--- Given request ---
Figure out how many lines of the material below contain the word "yellow". Answer with the number only.

--- Provided information ---

----

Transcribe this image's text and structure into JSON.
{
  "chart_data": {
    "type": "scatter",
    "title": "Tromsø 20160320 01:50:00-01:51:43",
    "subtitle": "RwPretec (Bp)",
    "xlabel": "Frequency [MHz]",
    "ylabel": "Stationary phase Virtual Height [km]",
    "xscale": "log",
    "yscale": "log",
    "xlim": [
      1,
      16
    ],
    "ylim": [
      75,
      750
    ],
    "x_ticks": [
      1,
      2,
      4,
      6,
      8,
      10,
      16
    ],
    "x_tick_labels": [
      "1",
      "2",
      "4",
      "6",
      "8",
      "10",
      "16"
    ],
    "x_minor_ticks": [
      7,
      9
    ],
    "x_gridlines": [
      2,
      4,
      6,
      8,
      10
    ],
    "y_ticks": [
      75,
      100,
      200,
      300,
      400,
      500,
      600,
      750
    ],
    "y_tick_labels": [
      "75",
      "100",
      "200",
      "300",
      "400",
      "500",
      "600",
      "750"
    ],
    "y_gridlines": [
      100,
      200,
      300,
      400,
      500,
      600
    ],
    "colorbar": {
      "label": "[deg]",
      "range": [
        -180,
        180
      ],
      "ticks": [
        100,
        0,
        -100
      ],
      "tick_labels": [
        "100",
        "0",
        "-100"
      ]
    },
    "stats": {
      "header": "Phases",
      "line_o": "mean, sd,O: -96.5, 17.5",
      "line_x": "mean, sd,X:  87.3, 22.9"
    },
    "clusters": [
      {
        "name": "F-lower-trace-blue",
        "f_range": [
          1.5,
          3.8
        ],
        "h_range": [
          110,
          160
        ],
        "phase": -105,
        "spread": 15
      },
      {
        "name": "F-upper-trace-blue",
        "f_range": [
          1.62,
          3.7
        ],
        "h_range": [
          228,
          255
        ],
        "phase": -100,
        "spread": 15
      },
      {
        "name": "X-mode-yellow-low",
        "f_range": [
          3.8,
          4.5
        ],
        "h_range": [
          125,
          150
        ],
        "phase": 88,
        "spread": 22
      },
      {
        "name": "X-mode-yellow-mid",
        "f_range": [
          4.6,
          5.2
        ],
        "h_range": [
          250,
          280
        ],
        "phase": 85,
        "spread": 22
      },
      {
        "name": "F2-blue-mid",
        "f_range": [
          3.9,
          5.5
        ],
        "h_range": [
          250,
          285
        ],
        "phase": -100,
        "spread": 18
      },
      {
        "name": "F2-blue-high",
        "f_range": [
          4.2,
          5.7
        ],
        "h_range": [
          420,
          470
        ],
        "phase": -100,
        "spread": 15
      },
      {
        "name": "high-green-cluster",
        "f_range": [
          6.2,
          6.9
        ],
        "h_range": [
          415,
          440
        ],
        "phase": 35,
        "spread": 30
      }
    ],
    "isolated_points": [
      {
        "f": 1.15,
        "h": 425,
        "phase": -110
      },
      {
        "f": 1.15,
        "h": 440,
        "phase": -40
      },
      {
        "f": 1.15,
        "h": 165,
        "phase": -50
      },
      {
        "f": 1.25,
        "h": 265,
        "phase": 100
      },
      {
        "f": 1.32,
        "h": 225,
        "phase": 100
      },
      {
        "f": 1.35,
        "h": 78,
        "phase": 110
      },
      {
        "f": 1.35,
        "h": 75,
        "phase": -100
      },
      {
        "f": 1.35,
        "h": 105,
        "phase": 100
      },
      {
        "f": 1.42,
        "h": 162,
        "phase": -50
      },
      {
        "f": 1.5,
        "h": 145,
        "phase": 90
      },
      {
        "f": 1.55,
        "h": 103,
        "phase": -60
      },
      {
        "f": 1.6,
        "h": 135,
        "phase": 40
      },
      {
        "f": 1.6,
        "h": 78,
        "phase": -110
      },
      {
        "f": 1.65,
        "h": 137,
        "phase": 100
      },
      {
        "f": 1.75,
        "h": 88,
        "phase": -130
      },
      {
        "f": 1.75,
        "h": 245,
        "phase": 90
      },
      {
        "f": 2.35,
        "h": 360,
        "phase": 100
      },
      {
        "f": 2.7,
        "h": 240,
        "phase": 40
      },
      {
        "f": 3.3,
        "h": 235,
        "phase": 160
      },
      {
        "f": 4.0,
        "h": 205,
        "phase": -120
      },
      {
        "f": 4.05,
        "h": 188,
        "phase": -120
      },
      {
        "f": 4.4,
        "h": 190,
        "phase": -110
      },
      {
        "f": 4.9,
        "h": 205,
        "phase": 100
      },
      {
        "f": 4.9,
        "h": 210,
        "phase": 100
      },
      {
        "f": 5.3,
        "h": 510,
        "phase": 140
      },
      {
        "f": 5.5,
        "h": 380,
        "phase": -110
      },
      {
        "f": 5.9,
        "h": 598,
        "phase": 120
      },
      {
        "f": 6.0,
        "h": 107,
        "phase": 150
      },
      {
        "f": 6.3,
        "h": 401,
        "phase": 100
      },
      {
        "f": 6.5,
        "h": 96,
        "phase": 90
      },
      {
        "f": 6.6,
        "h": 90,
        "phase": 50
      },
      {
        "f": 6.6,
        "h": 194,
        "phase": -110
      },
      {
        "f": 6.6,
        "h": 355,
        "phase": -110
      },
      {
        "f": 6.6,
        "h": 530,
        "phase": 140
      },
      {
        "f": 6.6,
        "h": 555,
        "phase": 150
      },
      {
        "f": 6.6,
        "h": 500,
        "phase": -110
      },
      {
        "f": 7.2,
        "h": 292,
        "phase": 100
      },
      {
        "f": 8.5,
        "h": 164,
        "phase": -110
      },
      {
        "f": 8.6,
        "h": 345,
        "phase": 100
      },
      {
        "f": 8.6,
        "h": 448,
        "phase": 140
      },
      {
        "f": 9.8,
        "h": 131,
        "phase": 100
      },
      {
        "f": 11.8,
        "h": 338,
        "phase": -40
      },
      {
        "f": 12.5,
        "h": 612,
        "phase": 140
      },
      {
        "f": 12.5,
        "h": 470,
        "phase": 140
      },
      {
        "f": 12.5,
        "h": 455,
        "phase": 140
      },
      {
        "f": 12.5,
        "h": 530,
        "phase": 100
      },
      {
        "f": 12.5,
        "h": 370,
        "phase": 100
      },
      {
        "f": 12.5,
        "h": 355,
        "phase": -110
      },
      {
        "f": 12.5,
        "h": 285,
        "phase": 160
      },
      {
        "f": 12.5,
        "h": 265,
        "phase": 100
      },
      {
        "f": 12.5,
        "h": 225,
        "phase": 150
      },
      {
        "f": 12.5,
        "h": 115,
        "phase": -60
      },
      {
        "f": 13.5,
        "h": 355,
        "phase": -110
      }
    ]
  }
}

----

--- Task result ---
2